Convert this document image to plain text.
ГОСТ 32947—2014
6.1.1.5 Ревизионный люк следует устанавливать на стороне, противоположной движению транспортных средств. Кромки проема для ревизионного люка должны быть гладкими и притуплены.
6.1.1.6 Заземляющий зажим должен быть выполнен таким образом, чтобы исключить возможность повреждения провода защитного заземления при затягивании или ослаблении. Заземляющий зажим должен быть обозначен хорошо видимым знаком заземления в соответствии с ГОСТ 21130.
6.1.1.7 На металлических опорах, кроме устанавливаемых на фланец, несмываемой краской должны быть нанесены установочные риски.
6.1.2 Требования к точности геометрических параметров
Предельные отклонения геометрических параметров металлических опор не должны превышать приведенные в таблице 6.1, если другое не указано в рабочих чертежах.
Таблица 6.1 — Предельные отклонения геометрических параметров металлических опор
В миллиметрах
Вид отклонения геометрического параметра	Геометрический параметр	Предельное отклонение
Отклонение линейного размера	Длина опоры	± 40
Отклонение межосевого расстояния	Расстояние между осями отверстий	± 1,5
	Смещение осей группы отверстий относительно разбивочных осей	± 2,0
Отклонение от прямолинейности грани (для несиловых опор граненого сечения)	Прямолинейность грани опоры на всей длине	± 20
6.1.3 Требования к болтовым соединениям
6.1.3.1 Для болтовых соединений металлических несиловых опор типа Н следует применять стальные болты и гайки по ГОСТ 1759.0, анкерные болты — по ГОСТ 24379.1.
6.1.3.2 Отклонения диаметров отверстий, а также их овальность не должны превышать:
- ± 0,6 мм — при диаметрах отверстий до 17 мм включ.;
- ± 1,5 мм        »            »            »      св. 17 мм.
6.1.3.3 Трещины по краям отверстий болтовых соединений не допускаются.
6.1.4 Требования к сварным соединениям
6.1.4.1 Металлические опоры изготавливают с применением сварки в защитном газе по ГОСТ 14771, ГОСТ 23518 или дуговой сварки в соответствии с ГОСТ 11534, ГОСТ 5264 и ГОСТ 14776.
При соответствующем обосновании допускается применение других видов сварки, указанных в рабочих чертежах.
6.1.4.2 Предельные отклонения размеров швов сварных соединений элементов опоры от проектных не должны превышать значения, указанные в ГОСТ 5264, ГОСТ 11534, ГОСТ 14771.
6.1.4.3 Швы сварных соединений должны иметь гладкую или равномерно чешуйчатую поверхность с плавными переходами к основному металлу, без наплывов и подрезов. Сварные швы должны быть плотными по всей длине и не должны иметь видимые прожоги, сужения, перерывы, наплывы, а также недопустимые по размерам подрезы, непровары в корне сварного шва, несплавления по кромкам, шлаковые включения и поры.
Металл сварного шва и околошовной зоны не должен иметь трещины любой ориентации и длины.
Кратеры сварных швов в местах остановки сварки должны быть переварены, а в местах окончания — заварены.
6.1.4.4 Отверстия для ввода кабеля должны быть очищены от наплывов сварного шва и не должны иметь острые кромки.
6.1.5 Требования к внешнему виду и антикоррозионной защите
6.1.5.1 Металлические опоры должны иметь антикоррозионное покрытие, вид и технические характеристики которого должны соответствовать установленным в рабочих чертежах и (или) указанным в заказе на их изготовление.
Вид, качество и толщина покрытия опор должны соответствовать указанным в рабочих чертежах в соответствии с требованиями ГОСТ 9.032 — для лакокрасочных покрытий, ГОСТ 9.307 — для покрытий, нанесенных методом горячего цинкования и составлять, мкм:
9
--
Gather up every line from the listing above in which the word "соответствии" occurs.

6.1.1.6 Заземляющий зажим должен быть выполнен таким образом, чтобы исключить возможность повреждения провода защитного заземления при затягивании или ослаблении. Заземляющий зажим должен быть обозначен хорошо видимым знаком заземления в соответствии с ГОСТ 21130.
6.1.4.1 Металлические опоры изготавливают с применением сварки в защитном газе по ГОСТ 14771, ГОСТ 23518 или дуговой сварки в соответствии с ГОСТ 11534, ГОСТ 5264 и ГОСТ 14776.
Вид, качество и толщина покрытия опор должны соответствовать указанным в рабочих чертежах в соответствии с требованиями ГОСТ 9.032 — для лакокрасочных покрытий, ГОСТ 9.307 — для покрытий, нанесенных методом горячего цинкования и составлять, мкм:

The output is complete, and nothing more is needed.